Problem
From the entries below, list each line with "count".

-------- Given entries --------

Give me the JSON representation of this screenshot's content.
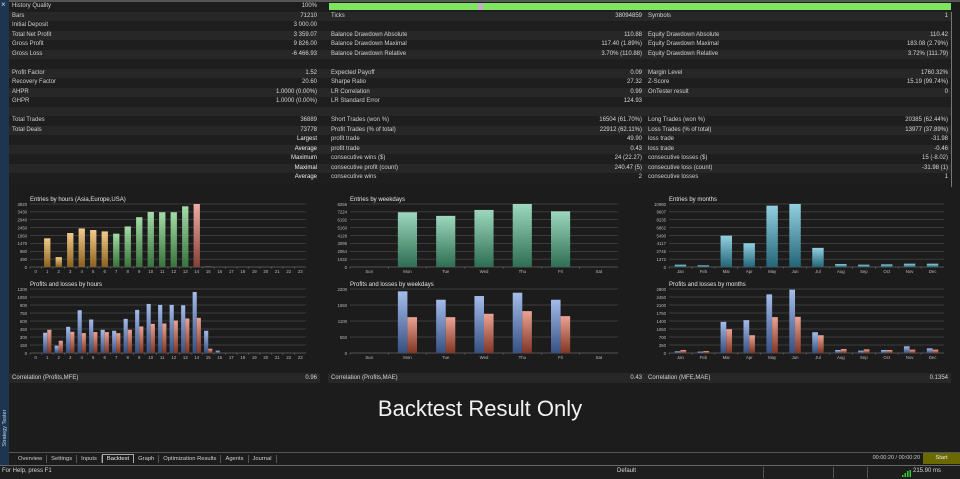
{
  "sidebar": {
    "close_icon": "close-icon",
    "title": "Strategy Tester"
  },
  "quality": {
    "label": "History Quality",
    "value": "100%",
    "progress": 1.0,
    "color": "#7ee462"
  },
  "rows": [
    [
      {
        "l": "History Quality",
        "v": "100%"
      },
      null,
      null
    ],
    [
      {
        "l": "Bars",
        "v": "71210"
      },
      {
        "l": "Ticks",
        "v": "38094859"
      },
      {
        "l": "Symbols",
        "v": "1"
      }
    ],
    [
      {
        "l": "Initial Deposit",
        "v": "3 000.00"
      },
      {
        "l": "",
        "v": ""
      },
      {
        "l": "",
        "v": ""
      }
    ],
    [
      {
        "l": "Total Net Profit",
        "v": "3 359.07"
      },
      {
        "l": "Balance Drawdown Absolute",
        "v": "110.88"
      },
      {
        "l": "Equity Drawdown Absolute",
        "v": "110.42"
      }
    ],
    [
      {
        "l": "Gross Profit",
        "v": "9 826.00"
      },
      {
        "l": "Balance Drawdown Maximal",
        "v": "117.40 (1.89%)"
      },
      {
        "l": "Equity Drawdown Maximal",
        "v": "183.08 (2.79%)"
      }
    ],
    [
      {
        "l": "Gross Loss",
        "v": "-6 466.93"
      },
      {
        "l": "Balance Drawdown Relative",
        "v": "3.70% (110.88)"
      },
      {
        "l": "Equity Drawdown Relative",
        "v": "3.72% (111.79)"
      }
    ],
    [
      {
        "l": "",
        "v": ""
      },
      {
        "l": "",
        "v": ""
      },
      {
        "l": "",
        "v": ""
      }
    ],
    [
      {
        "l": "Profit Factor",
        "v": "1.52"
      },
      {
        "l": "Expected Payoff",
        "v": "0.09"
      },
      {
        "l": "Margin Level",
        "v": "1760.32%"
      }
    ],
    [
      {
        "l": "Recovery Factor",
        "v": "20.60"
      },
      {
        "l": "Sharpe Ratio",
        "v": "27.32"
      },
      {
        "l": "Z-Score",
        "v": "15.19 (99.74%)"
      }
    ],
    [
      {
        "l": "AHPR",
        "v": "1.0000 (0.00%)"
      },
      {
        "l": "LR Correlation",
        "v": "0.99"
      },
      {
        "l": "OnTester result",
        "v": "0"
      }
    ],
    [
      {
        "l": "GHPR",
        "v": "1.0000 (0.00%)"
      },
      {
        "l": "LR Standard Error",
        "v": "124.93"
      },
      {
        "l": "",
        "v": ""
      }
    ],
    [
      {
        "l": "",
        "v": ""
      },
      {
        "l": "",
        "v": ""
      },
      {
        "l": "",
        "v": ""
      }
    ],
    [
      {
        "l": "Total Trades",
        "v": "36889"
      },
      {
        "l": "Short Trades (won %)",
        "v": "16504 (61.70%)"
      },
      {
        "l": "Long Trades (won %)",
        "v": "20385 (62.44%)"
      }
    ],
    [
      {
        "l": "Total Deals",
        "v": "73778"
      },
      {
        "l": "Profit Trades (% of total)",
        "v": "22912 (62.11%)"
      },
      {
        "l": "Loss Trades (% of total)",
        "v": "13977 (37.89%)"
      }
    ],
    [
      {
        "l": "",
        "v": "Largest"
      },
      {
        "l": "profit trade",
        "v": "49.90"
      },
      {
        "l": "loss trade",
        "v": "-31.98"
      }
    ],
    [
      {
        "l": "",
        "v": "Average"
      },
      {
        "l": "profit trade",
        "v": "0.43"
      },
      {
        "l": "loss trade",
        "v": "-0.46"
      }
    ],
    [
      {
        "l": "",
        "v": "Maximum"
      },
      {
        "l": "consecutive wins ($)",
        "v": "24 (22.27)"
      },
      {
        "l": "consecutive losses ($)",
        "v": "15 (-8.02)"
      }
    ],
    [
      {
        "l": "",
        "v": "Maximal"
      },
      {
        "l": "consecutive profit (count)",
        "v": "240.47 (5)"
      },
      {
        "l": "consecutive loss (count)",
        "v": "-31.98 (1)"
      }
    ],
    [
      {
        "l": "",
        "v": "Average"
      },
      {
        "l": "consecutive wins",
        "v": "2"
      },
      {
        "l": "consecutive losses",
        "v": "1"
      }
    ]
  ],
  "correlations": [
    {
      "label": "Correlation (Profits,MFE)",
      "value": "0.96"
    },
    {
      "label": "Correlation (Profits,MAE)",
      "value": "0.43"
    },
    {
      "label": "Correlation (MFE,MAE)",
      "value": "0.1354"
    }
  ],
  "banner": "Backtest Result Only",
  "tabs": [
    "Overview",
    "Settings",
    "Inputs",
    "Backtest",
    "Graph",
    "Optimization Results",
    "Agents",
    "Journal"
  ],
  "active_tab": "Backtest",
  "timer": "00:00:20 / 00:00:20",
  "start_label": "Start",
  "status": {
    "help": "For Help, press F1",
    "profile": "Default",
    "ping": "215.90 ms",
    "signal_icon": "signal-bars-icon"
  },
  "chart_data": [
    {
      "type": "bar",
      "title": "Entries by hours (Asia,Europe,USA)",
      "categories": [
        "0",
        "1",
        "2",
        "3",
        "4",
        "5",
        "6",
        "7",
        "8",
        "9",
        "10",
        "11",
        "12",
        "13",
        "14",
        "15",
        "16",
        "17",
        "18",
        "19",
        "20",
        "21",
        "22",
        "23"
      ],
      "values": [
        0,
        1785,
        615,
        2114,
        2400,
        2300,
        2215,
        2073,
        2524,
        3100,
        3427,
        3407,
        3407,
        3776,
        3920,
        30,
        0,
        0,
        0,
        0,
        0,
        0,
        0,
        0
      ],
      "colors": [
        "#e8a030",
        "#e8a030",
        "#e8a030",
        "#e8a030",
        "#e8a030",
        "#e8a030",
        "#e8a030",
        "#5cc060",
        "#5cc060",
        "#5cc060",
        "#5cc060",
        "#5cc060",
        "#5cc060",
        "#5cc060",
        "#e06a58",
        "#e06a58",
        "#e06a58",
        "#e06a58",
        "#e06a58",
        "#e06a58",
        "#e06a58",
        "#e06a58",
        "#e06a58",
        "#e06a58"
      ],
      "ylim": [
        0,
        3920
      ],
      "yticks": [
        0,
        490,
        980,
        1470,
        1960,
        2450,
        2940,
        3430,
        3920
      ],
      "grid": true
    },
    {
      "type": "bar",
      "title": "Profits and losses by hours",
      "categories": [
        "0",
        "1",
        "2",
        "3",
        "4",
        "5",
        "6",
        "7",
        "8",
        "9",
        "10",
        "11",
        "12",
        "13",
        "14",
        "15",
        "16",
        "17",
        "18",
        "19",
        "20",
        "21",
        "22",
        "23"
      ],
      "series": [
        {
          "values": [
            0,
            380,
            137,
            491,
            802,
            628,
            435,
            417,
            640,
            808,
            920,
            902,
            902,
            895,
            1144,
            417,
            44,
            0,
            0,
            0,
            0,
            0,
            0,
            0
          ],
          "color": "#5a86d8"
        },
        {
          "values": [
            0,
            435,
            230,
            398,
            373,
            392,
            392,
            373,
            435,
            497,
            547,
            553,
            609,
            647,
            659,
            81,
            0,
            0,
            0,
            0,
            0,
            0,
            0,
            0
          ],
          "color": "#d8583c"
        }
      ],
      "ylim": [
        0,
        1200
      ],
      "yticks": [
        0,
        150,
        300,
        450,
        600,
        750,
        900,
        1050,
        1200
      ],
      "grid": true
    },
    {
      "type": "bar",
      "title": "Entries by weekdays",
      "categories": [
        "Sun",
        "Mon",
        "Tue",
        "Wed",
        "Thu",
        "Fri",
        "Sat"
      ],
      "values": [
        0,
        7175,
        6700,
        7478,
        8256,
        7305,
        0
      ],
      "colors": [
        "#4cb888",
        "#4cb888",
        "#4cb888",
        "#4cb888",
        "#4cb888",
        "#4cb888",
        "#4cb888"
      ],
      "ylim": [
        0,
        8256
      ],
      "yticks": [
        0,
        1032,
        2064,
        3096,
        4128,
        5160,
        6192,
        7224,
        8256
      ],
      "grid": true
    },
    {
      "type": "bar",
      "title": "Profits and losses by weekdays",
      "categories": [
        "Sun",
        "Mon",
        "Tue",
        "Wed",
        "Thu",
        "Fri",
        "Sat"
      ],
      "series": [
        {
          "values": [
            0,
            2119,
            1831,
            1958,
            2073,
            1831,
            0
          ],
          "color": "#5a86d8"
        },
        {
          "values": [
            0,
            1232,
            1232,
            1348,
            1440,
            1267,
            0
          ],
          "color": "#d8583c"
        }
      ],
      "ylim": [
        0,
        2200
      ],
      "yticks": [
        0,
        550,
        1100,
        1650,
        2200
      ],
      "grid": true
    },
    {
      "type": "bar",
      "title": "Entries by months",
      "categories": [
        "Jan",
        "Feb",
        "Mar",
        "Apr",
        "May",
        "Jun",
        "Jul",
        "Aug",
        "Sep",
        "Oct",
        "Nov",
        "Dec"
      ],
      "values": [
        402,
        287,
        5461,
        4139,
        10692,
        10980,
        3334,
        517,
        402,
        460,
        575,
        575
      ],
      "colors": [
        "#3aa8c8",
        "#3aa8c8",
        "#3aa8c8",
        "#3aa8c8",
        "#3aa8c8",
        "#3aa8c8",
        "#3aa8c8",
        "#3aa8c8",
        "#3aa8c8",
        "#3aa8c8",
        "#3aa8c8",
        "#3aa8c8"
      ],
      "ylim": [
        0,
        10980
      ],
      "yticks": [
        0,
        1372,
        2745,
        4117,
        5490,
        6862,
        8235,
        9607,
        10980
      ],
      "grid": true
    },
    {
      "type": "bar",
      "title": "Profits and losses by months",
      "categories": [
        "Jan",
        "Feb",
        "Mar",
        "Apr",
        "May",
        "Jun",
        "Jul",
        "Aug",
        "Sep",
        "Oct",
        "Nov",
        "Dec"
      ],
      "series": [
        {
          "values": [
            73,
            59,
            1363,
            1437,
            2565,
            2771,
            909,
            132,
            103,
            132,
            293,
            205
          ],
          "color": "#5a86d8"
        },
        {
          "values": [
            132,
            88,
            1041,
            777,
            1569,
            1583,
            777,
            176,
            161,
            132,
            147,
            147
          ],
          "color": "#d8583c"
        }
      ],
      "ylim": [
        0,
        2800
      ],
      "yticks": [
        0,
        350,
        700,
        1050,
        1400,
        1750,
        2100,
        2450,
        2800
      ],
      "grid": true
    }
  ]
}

--------

Task answer
        "l": "consecutive profit (count)",
        "l": "consecutive loss (count)",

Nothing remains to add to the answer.